Given problem:
Transcribe all the entries word for word, skipping the pictures.

Dataset entries:
+ + + + +
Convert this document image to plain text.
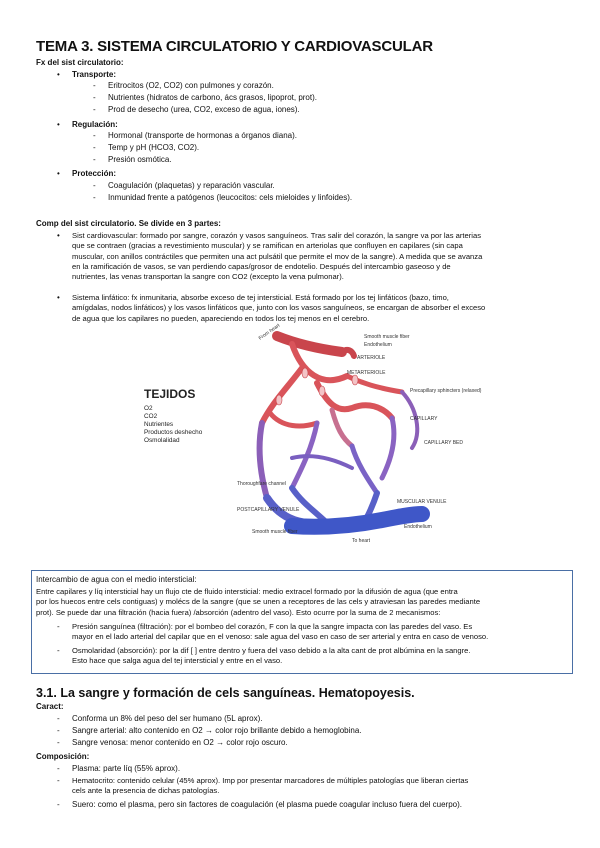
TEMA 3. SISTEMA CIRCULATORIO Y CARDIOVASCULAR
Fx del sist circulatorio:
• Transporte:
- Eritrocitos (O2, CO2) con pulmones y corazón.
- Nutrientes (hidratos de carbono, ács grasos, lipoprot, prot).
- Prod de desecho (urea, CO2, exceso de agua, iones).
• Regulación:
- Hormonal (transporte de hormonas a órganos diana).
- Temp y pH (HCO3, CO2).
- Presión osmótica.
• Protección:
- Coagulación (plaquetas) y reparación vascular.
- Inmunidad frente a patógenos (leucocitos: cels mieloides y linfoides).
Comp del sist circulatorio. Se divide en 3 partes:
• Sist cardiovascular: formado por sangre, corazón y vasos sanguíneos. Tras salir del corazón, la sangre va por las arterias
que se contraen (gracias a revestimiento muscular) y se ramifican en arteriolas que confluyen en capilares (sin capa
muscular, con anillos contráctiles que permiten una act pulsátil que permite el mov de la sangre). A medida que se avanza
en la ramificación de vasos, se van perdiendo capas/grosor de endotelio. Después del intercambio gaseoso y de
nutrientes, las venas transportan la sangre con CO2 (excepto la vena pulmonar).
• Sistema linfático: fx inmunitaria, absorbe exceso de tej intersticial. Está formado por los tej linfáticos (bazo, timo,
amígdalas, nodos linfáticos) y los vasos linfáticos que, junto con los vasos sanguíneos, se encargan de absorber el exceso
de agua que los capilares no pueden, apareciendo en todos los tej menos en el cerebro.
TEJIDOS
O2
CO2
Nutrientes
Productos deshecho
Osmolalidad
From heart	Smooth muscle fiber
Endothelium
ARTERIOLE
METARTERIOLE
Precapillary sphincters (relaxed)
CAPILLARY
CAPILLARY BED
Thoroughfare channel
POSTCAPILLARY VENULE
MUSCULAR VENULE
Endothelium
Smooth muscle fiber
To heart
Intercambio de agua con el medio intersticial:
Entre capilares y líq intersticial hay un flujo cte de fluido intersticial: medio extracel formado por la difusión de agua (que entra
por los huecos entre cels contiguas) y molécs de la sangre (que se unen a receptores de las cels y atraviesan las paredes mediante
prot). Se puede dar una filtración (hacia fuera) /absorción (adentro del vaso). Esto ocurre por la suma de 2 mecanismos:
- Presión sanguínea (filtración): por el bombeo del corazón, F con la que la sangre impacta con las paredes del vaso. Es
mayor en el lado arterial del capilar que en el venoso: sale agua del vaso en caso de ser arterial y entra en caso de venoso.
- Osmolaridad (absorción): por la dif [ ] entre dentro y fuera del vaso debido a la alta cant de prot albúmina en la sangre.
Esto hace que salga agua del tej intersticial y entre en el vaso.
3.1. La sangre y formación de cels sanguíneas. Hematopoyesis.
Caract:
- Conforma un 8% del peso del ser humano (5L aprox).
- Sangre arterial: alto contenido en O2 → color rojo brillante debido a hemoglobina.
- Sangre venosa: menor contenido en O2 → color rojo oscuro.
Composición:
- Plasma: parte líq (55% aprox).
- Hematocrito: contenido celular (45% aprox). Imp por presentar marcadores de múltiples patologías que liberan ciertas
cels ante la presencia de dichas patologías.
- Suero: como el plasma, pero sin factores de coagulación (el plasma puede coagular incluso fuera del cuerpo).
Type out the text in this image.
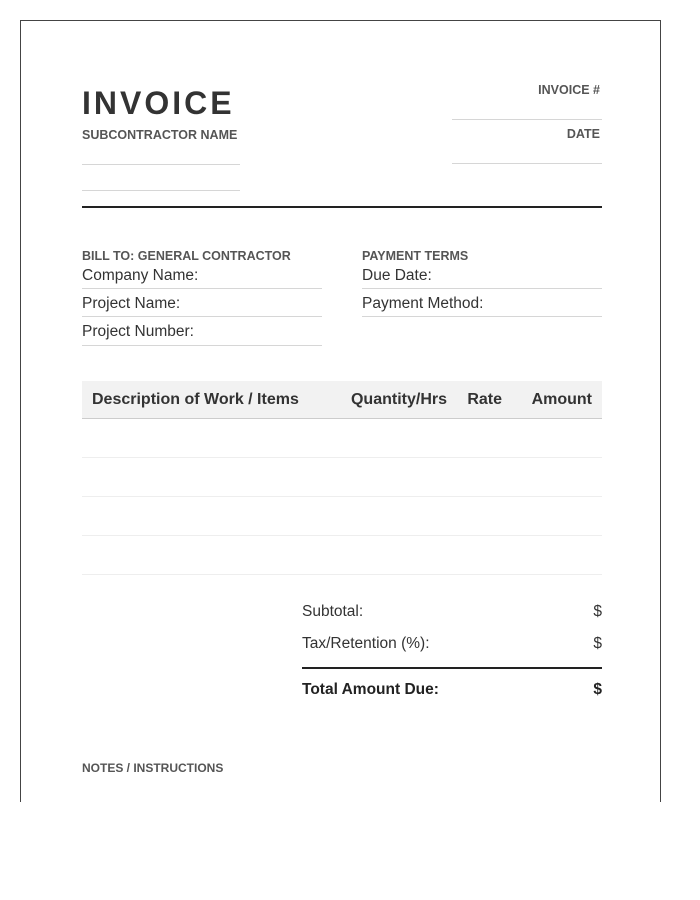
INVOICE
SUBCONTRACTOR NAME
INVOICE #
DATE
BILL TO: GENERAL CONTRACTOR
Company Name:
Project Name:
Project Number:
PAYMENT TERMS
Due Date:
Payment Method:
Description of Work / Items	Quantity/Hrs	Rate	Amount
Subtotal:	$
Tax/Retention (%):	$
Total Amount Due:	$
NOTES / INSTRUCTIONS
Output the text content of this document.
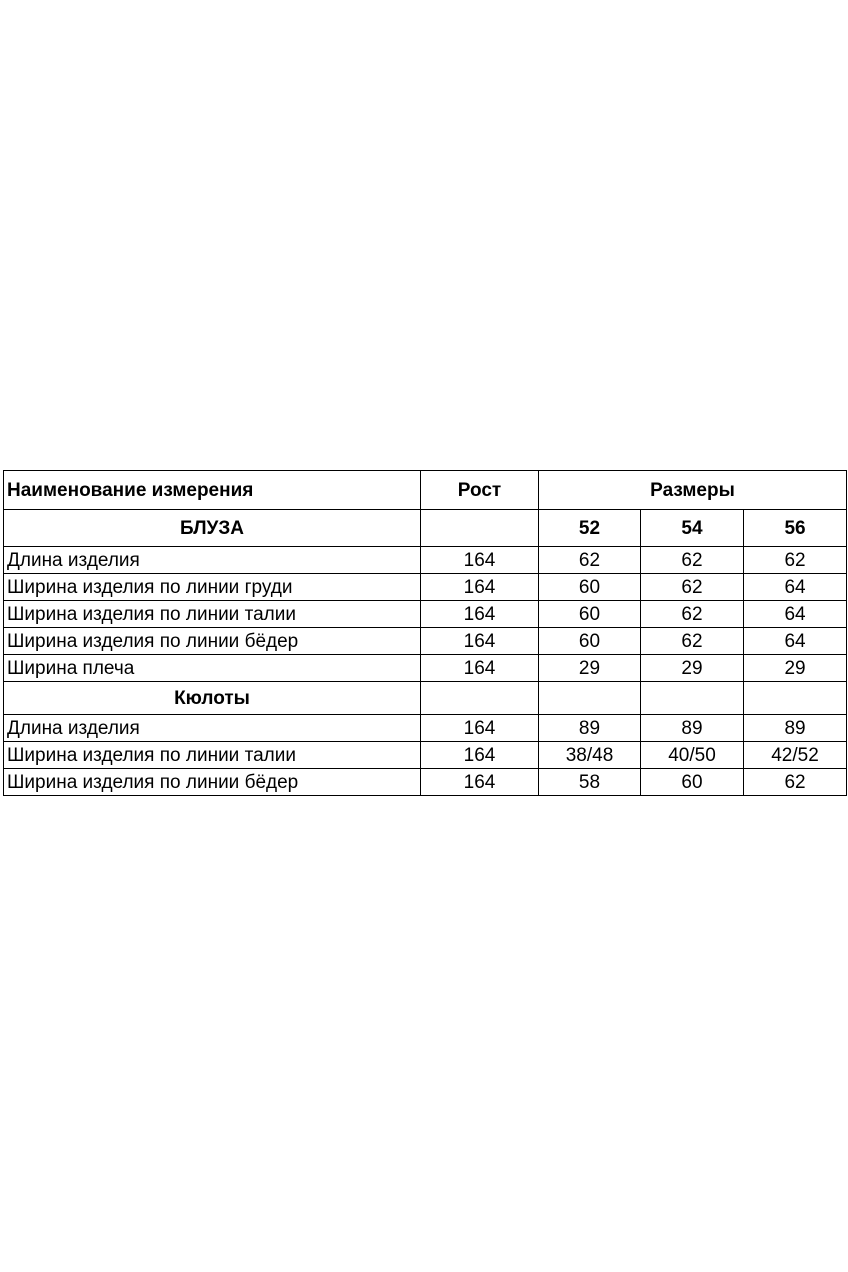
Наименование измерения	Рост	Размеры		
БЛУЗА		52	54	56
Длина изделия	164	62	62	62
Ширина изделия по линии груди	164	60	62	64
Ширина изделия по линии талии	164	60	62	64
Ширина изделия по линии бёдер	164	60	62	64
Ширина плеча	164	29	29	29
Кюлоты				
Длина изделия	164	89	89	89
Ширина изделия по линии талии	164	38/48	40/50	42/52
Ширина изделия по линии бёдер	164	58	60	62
+ + + + +
Task output:
Convert this document image to plain text.
TEMA 3. SISTEMA CIRCULATORIO Y CARDIOVASCULAR
Fx del sist circulatorio:
• Transporte:
- Eritrocitos (O2, CO2) con pulmones y corazón.
- Nutrientes (hidratos de carbono, ács grasos, lipoprot, prot).
- Prod de desecho (urea, CO2, exceso de agua, iones).
• Regulación:
- Hormonal (transporte de hormonas a órganos diana).
- Temp y pH (HCO3, CO2).
- Presión osmótica.
• Protección:
- Coagulación (plaquetas) y reparación vascular.
- Inmunidad frente a patógenos (leucocitos: cels mieloides y linfoides).
Comp del sist circulatorio. Se divide en 3 partes:
• Sist cardiovascular: formado por sangre, corazón y vasos sanguíneos. Tras salir del corazón, la sangre va por las arterias
que se contraen (gracias a revestimiento muscular) y se ramifican en arteriolas que confluyen en capilares (sin capa
muscular, con anillos contráctiles que permiten una act pulsátil que permite el mov de la sangre). A medida que se avanza
en la ramificación de vasos, se van perdiendo capas/grosor de endotelio. Después del intercambio gaseoso y de
nutrientes, las venas transportan la sangre con CO2 (excepto la vena pulmonar).
• Sistema linfático: fx inmunitaria, absorbe exceso de tej intersticial. Está formado por los tej linfáticos (bazo, timo,
amígdalas, nodos linfáticos) y los vasos linfáticos que, junto con los vasos sanguíneos, se encargan de absorber el exceso
de agua que los capilares no pueden, apareciendo en todos los tej menos en el cerebro.
TEJIDOS
O2
CO2
Nutrientes
Productos deshecho
Osmolalidad
From heart	Smooth muscle fiber
Endothelium
ARTERIOLE
METARTERIOLE
Precapillary sphincters (relaxed)
CAPILLARY
CAPILLARY BED
Thoroughfare channel
POSTCAPILLARY VENULE
MUSCULAR VENULE
Endothelium
Smooth muscle fiber
To heart
Intercambio de agua con el medio intersticial:
Entre capilares y líq intersticial hay un flujo cte de fluido intersticial: medio extracel formado por la difusión de agua (que entra
por los huecos entre cels contiguas) y molécs de la sangre (que se unen a receptores de las cels y atraviesan las paredes mediante
prot). Se puede dar una filtración (hacia fuera) /absorción (adentro del vaso). Esto ocurre por la suma de 2 mecanismos:
- Presión sanguínea (filtración): por el bombeo del corazón, F con la que la sangre impacta con las paredes del vaso. Es
mayor en el lado arterial del capilar que en el venoso: sale agua del vaso en caso de ser arterial y entra en caso de venoso.
- Osmolaridad (absorción): por la dif [ ] entre dentro y fuera del vaso debido a la alta cant de prot albúmina en la sangre.
Esto hace que salga agua del tej intersticial y entre en el vaso.
3.1. La sangre y formación de cels sanguíneas. Hematopoyesis.
Caract:
- Conforma un 8% del peso del ser humano (5L aprox).
- Sangre arterial: alto contenido en O2 → color rojo brillante debido a hemoglobina.
- Sangre venosa: menor contenido en O2 → color rojo oscuro.
Composición:
- Plasma: parte líq (55% aprox).
- Hematocrito: contenido celular (45% aprox). Imp por presentar marcadores de múltiples patologías que liberan ciertas
cels ante la presencia de dichas patologías.
- Suero: como el plasma, pero sin factores de coagulación (el plasma puede coagular incluso fuera del cuerpo).
Type out the text in this image.
INVOICE
SUBCONTRACTOR NAME
INVOICE #
DATE
BILL TO: GENERAL CONTRACTOR
Company Name:
Project Name:
Project Number:
PAYMENT TERMS
Due Date:
Payment Method:
Description of Work / Items	Quantity/Hrs	Rate	Amount
Subtotal:	$
Tax/Retention (%):	$
Total Amount Due:	$
NOTES / INSTRUCTIONS
Output the text content of this document.
Наименование измерения	Рост	Размеры		
БЛУЗА		52	54	56
Длина изделия	164	62	62	62
Ширина изделия по линии груди	164	60	62	64
Ширина изделия по линии талии	164	60	62	64
Ширина изделия по линии бёдер	164	60	62	64
Ширина плеча	164	29	29	29
Кюлоты				
Длина изделия	164	89	89	89
Ширина изделия по линии талии	164	38/48	40/50	42/52
Ширина изделия по линии бёдер	164	58	60	62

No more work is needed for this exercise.